▽

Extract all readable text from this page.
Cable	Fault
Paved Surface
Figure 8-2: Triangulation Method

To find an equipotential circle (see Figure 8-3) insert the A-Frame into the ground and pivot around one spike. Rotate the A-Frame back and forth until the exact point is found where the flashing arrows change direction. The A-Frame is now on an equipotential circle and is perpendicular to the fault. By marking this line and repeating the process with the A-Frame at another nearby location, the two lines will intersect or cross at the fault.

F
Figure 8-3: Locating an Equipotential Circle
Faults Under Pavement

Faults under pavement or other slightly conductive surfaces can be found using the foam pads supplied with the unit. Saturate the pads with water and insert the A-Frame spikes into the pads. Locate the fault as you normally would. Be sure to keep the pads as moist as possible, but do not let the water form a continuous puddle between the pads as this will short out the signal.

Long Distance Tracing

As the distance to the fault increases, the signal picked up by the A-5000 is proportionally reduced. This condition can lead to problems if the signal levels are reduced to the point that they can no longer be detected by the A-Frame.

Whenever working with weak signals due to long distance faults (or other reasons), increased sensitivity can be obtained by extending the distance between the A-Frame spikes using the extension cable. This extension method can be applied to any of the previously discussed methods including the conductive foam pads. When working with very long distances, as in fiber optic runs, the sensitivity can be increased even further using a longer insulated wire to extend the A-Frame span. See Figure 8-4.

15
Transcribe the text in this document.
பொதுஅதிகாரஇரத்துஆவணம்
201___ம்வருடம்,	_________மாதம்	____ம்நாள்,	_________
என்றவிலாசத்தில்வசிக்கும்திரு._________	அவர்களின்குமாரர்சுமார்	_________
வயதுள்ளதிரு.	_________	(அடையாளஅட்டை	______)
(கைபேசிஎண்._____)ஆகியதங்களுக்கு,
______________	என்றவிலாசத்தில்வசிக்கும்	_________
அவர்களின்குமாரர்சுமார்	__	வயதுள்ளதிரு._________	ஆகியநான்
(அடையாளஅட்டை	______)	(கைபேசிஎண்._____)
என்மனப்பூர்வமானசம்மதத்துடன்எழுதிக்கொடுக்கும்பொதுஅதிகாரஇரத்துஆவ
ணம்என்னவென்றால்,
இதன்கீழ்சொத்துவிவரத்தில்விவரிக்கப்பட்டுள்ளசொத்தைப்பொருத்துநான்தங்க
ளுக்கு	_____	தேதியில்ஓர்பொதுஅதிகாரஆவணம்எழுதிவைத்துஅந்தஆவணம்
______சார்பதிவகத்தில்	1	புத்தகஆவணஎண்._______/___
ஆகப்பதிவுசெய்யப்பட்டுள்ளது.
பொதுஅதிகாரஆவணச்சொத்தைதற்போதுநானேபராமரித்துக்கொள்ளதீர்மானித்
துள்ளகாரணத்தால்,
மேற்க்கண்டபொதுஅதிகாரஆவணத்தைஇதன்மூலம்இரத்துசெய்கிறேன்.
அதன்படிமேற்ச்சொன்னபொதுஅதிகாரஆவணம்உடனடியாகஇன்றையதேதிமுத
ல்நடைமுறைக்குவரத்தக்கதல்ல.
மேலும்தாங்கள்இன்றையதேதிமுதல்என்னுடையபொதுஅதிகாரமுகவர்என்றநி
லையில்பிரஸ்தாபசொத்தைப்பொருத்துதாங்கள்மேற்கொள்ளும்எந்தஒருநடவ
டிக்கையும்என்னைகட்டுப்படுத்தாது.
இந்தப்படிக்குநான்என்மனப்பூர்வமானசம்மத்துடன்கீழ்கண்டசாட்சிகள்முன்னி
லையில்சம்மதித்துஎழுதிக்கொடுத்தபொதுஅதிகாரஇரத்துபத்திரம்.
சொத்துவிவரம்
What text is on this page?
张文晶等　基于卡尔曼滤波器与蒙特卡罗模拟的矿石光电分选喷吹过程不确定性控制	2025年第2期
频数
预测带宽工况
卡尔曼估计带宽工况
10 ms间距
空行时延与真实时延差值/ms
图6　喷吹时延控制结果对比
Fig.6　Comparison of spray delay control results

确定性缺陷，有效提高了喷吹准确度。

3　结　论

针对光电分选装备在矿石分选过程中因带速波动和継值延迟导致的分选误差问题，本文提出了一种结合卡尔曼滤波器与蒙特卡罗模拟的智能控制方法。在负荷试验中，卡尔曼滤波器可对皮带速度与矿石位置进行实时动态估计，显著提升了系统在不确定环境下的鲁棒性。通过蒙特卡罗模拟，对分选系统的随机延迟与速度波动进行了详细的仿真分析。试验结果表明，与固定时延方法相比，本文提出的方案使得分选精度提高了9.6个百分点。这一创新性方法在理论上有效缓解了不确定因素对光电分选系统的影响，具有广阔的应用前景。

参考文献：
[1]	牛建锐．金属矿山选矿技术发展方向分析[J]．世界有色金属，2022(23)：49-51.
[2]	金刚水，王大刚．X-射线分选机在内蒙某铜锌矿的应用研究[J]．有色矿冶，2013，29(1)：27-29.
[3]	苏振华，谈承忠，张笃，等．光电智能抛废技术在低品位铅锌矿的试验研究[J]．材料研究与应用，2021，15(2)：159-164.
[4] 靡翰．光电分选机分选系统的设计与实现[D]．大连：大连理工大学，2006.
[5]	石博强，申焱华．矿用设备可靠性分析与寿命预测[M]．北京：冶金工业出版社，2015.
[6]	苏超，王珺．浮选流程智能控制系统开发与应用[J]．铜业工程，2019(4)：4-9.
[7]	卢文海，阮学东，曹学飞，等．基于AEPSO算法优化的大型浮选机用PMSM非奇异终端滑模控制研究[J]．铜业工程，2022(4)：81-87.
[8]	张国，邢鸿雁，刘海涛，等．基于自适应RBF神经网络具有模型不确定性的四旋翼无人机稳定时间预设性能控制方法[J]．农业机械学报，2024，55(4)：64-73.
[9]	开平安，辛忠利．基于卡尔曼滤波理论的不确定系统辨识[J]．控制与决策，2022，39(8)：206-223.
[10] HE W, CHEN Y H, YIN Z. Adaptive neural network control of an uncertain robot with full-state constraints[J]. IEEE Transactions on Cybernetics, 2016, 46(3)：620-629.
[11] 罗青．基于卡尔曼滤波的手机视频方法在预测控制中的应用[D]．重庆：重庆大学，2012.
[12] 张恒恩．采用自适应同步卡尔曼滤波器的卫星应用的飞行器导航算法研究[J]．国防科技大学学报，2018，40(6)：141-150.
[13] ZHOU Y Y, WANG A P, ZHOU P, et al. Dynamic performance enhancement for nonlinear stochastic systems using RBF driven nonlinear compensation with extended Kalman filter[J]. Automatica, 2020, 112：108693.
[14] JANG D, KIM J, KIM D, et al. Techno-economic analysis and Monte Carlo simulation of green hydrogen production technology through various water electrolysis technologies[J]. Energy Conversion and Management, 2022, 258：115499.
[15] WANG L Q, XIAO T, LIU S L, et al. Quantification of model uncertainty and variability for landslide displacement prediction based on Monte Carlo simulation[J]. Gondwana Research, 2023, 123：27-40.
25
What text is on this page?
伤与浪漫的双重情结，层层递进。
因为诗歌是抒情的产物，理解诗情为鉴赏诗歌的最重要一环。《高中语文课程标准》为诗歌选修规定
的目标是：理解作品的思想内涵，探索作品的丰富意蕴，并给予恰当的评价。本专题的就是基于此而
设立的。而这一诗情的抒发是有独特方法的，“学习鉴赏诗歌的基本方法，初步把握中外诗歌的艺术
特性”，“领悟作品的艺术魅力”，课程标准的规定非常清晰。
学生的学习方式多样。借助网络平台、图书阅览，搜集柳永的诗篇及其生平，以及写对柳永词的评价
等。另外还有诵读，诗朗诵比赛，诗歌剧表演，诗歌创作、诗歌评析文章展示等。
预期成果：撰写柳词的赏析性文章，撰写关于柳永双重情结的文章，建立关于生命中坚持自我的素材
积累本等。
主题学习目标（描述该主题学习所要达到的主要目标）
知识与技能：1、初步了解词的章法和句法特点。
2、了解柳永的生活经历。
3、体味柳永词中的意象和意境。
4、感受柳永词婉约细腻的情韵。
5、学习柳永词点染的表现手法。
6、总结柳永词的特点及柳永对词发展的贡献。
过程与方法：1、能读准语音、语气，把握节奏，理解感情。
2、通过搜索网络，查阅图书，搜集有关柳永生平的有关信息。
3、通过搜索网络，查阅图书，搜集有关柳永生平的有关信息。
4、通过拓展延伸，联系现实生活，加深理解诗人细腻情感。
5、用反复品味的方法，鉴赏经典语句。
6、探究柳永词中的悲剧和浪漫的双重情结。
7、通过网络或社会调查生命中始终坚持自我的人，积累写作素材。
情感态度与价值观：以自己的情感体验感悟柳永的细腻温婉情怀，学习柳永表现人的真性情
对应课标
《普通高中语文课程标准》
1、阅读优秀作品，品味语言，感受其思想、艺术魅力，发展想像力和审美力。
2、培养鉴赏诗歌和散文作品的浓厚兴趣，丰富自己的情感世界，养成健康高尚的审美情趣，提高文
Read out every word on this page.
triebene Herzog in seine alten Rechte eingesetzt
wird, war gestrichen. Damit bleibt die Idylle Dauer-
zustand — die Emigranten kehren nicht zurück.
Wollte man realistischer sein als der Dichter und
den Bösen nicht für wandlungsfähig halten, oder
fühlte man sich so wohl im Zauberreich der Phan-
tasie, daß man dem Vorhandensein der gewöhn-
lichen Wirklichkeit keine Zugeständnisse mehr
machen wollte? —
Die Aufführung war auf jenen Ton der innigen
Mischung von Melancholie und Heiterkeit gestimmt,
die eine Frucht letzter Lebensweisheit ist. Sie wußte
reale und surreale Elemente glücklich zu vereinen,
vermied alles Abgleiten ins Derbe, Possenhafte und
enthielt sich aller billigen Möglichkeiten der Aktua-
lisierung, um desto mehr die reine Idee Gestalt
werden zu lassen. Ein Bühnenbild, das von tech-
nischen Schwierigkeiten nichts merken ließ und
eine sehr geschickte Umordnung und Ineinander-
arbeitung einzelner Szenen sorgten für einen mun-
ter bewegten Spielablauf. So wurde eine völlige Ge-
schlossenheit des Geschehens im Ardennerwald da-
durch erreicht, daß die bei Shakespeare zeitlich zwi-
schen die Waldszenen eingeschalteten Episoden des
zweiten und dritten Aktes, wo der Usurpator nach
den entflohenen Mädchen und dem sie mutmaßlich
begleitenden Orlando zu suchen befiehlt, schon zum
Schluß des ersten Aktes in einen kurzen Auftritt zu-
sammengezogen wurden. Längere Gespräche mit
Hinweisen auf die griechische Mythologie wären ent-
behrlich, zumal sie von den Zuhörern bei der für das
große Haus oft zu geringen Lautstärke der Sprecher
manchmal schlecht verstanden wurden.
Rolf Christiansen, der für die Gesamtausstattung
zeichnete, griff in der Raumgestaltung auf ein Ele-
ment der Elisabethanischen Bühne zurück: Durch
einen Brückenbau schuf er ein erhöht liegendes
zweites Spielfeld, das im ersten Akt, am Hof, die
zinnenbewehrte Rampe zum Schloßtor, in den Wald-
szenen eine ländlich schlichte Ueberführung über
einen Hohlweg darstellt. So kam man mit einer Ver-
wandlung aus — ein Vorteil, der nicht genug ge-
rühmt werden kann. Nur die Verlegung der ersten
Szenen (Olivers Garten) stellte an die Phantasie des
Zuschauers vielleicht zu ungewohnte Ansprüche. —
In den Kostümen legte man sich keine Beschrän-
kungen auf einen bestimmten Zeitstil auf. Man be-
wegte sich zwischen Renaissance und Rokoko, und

△

### [WHAT TO WORK ON]
State how many lines of the listing include the word "Monte". Reply with the number alone.

### [ANSWER FOR THE TASK]
2